• _Text extract_:
Focus on the Family broadcaster says it's all public now, dares judiciary committee to subpoena him.
In supporting President Bush's nomination of Harriet Miers to the Supreme Court, James Dobson told listeners last week, "When you know some of the things that I know that I probably shouldn't knowthat would take me in this directionyou would understand why I have said, with fear and trepidation, that I believe Harriet Miers will be a good justice."
Since then, commentators and analysts have speculated on what Dobson learned in a conversation with White House advisor Karl Rove and other conservative Christian leaders. Turns out, he knew nothing that news reports didn't turn up within days following the Miers nomination.
"I did say to these pro-family leaders, which has been widely quoted, that Karl had told me something that I probably shouldn't know. And you know, it really wasn't all that tantalizing, but I still couldn't talk about it," Dobson said on his radio program today (audio | transcript). He said he had learned that Miers was on the short list of names the President was considering but wasn't free to discuss it because the nomination had not been released. Dobson also said other conservatives who were on the list asked to be removed because the nomination process "has become so vicious and so vitriolic and so bitter that they didn't want to subject themselves or the members of their families to it."

• _Requirement 1_:
Rewrite the records from their first line through the line containing "x-tick-label: 41 — [1070, 1251, 1088, 1267]", both included, replacing "bracket-line" with "bracket-segment" and keeping everything else the same.

• _Records for the exercise_:
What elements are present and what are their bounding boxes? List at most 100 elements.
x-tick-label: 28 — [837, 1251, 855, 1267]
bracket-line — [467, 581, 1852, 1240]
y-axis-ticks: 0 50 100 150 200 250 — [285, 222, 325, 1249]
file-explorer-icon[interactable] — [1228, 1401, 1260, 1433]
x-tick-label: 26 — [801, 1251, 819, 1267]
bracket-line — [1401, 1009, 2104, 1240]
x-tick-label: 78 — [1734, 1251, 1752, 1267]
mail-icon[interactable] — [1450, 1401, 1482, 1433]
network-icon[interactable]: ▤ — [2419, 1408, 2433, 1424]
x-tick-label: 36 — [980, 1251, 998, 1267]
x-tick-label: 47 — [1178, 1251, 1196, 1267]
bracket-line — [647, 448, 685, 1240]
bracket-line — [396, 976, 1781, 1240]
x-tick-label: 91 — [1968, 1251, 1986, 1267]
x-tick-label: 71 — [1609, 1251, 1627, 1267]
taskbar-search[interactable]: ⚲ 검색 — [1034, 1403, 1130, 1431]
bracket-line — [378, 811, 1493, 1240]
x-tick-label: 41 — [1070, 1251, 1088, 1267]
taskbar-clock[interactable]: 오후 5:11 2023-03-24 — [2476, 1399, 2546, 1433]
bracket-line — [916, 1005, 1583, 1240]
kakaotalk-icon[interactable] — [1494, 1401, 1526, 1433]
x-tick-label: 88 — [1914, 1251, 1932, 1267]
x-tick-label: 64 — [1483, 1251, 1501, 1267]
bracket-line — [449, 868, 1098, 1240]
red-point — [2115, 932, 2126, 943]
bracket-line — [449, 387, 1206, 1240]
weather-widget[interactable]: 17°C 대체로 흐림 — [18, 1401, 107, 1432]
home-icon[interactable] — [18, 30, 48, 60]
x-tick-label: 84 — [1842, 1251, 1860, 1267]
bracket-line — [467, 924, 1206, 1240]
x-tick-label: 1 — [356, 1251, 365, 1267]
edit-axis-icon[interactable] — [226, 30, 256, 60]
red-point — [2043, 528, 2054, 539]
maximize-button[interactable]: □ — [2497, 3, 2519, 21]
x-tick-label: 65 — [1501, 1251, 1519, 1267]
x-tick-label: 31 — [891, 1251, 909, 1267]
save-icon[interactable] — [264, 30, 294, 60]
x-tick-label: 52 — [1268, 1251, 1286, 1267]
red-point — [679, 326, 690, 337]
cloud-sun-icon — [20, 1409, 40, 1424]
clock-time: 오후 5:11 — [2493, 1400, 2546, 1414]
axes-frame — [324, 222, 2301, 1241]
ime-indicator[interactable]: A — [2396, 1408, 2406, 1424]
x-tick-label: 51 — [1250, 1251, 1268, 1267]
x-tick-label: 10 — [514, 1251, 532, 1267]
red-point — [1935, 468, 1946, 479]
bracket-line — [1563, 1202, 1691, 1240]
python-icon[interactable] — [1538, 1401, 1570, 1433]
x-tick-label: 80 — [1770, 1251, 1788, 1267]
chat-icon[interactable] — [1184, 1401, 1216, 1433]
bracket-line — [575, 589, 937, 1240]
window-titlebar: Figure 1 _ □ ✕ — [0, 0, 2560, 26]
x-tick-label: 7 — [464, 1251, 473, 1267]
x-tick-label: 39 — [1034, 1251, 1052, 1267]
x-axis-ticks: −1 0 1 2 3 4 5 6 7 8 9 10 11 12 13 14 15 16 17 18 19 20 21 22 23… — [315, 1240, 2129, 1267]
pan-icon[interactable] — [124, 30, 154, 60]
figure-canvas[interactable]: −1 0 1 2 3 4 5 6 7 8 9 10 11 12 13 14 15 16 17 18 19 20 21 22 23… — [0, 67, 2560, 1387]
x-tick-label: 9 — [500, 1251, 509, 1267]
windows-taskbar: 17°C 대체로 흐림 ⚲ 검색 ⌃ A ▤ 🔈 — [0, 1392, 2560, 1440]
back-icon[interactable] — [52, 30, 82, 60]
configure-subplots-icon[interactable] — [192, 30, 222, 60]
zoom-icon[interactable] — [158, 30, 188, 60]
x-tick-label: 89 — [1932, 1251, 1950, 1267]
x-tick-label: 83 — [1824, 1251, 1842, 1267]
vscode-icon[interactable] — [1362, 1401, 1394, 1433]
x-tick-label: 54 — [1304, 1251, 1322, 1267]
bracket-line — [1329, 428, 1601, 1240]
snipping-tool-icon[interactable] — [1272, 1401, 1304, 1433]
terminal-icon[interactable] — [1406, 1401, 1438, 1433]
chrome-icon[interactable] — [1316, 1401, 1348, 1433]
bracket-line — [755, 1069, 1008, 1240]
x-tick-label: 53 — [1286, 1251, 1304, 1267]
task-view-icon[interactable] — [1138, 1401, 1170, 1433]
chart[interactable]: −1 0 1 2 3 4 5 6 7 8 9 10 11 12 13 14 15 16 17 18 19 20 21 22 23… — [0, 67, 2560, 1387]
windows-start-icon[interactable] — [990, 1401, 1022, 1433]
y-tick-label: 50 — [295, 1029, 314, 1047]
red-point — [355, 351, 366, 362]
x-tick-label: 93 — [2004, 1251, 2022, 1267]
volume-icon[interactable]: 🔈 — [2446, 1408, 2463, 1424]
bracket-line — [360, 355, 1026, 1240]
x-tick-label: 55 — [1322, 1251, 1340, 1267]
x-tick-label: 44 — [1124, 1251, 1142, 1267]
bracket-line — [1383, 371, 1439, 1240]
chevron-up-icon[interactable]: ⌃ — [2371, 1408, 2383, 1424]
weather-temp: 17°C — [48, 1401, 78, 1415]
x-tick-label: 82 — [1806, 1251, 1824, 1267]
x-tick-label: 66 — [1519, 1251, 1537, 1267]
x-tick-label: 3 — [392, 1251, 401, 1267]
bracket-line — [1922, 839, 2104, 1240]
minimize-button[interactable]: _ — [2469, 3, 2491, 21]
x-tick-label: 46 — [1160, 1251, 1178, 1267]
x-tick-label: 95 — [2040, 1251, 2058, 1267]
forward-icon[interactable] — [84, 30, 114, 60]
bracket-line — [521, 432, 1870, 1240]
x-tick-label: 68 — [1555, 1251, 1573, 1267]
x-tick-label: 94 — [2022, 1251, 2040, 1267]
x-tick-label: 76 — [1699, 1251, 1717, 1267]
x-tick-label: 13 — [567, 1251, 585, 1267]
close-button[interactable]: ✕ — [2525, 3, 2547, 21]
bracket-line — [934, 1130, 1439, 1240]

• _Requirement 2_:
For each statement, answer yes or no according to the text on James Dobson and the Miers nomination, and quote the words that decide it: (a) Dobson said he learned that Miers was on the President's short list. (b) Dobson described what he had been told as highly tantalizing. (c) Dobson made his latest remarks on his radio program.

• _Full response 1_:
What elements are present and what are their bounding boxes? List at most 100 elements.
x-tick-label: 28 — [837, 1251, 855, 1267]
bracket-segment — [467, 581, 1852, 1240]
y-axis-ticks: 0 50 100 150 200 250 — [285, 222, 325, 1249]
file-explorer-icon[interactable] — [1228, 1401, 1260, 1433]
x-tick-label: 26 — [801, 1251, 819, 1267]
bracket-segment — [1401, 1009, 2104, 1240]
x-tick-label: 78 — [1734, 1251, 1752, 1267]
mail-icon[interactable] — [1450, 1401, 1482, 1433]
network-icon[interactable]: ▤ — [2419, 1408, 2433, 1424]
x-tick-label: 36 — [980, 1251, 998, 1267]
x-tick-label: 47 — [1178, 1251, 1196, 1267]
bracket-segment — [647, 448, 685, 1240]
bracket-segment — [396, 976, 1781, 1240]
x-tick-label: 91 — [1968, 1251, 1986, 1267]
x-tick-label: 71 — [1609, 1251, 1627, 1267]
taskbar-search[interactable]: ⚲ 검색 — [1034, 1403, 1130, 1431]
bracket-segment — [378, 811, 1493, 1240]
x-tick-label: 41 — [1070, 1251, 1088, 1267]

• _Full response 2_:
(a) Yes: "He said he had learned that Miers was on the short list of names the President was considering."
(b) No: "it really wasn't all that tantalizing."
(c) Yes: "Dobson said on his radio program today."